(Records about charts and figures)
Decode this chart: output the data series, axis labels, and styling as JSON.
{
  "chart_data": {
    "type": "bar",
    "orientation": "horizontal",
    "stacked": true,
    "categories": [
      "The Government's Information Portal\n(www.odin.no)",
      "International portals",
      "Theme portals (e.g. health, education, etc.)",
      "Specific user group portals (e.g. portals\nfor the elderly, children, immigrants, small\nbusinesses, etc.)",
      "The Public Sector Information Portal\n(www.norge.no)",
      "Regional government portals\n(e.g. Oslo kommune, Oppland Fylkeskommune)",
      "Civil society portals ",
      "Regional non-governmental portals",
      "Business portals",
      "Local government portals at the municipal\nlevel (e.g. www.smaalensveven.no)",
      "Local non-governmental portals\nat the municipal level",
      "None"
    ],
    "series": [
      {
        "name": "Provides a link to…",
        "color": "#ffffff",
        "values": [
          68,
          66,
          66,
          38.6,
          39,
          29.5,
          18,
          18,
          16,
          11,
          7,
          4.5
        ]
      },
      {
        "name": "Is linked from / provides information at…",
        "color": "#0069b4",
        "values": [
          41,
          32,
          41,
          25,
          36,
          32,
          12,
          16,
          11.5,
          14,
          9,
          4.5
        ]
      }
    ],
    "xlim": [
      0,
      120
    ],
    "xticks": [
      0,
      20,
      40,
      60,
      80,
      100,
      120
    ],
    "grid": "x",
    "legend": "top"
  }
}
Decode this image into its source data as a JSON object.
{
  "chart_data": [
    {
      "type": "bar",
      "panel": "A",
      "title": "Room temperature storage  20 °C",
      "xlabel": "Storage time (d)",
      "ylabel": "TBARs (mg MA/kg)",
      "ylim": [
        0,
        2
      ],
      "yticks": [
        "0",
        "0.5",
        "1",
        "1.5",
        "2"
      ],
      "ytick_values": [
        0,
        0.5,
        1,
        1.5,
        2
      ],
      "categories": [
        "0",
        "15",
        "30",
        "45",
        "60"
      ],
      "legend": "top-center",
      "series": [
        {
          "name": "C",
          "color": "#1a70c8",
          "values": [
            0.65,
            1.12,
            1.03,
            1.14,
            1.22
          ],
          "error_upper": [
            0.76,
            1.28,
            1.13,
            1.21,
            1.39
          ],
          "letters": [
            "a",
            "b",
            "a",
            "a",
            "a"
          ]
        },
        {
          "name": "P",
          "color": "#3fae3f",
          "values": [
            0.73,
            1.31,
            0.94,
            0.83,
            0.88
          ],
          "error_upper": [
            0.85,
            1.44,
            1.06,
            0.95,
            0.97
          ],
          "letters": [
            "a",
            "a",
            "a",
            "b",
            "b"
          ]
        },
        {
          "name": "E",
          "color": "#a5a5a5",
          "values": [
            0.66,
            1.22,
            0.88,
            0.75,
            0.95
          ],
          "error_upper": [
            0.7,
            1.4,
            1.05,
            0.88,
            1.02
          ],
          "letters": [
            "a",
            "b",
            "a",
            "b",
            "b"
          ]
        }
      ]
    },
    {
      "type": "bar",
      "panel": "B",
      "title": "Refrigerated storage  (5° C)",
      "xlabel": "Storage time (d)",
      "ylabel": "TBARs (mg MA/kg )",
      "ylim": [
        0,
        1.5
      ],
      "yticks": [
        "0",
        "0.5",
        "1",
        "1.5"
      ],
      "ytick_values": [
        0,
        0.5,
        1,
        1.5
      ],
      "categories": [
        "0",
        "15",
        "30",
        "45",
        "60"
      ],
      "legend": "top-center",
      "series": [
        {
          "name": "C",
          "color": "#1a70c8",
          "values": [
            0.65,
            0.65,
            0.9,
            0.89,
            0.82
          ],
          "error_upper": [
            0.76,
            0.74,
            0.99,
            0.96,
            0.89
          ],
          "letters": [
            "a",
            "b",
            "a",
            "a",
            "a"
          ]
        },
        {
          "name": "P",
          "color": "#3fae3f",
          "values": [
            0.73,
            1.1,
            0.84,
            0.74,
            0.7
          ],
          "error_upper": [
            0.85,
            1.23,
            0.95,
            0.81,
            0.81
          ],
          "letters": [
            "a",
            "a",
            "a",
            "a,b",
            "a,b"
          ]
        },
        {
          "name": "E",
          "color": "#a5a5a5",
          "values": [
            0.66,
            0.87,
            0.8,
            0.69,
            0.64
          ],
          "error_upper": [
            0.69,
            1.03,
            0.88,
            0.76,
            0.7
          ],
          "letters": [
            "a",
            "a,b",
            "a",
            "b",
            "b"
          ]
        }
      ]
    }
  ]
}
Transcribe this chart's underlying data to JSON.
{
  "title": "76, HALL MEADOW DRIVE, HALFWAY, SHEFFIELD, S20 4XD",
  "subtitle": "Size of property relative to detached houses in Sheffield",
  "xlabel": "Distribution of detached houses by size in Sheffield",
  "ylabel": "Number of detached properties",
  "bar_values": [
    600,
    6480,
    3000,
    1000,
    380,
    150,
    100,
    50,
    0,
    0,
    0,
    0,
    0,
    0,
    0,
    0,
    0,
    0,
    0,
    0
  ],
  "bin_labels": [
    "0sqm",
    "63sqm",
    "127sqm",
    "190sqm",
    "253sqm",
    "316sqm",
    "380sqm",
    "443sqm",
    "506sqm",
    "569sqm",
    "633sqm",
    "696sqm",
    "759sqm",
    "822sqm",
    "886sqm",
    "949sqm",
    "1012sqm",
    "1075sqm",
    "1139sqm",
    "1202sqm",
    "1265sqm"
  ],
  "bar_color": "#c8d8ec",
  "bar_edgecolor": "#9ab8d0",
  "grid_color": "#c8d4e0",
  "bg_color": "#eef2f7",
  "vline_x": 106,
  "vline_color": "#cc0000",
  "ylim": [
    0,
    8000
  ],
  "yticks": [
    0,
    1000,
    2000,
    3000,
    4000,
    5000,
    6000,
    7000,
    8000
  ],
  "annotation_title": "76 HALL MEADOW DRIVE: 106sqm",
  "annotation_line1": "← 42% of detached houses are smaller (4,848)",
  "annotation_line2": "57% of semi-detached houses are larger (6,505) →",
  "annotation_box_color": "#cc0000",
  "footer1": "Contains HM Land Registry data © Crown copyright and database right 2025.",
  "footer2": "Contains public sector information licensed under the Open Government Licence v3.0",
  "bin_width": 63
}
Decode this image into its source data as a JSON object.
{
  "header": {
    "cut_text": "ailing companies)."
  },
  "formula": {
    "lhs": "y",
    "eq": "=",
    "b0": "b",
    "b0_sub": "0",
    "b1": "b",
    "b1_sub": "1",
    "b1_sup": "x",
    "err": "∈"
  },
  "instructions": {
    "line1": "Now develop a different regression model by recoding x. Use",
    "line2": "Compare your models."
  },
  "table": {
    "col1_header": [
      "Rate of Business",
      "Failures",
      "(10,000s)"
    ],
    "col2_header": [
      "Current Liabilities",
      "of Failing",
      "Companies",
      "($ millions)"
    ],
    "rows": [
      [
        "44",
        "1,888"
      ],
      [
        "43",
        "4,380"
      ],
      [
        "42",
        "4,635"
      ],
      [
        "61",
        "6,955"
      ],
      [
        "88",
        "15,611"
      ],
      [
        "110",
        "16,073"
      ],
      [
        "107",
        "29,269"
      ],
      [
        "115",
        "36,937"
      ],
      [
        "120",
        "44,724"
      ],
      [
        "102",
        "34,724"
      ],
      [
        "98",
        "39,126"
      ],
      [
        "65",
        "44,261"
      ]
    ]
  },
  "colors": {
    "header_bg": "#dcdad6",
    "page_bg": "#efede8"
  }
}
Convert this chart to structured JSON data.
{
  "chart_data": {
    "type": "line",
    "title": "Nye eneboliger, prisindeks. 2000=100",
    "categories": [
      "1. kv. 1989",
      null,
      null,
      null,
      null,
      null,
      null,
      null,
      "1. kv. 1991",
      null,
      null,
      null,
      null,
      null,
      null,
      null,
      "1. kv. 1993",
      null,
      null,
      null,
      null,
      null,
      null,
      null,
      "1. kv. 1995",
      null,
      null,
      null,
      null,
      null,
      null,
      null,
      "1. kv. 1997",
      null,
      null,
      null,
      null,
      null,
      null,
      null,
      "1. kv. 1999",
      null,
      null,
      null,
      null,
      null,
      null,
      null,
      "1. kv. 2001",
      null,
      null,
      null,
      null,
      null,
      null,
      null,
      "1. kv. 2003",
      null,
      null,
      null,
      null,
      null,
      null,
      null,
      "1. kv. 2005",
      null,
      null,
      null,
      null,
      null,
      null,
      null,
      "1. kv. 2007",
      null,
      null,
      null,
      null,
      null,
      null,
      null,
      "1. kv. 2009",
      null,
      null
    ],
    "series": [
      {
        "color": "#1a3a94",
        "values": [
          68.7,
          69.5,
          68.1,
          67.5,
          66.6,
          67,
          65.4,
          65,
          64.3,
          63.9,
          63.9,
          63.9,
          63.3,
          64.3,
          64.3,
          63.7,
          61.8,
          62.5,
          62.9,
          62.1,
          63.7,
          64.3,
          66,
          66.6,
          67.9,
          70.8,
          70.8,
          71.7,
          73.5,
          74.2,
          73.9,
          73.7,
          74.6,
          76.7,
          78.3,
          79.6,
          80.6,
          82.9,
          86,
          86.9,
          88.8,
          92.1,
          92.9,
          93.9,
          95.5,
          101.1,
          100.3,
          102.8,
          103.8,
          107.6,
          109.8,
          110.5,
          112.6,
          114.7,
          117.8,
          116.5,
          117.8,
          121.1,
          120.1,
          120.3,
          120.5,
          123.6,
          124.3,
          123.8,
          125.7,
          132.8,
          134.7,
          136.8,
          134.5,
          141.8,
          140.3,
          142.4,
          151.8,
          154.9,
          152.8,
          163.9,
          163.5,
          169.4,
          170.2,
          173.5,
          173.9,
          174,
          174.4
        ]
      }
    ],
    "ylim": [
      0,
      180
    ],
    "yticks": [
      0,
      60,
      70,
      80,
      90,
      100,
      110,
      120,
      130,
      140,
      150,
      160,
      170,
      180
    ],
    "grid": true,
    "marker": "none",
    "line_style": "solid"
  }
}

| Task description |
From the data above, copy each line that holds "MEADOW".

| Response for this exercise |
  "title": "76, HALL MEADOW DRIVE, HALFWAY, SHEFFIELD, S20 4XD",
  "annotation_title": "76 HALL MEADOW DRIVE: 106sqm",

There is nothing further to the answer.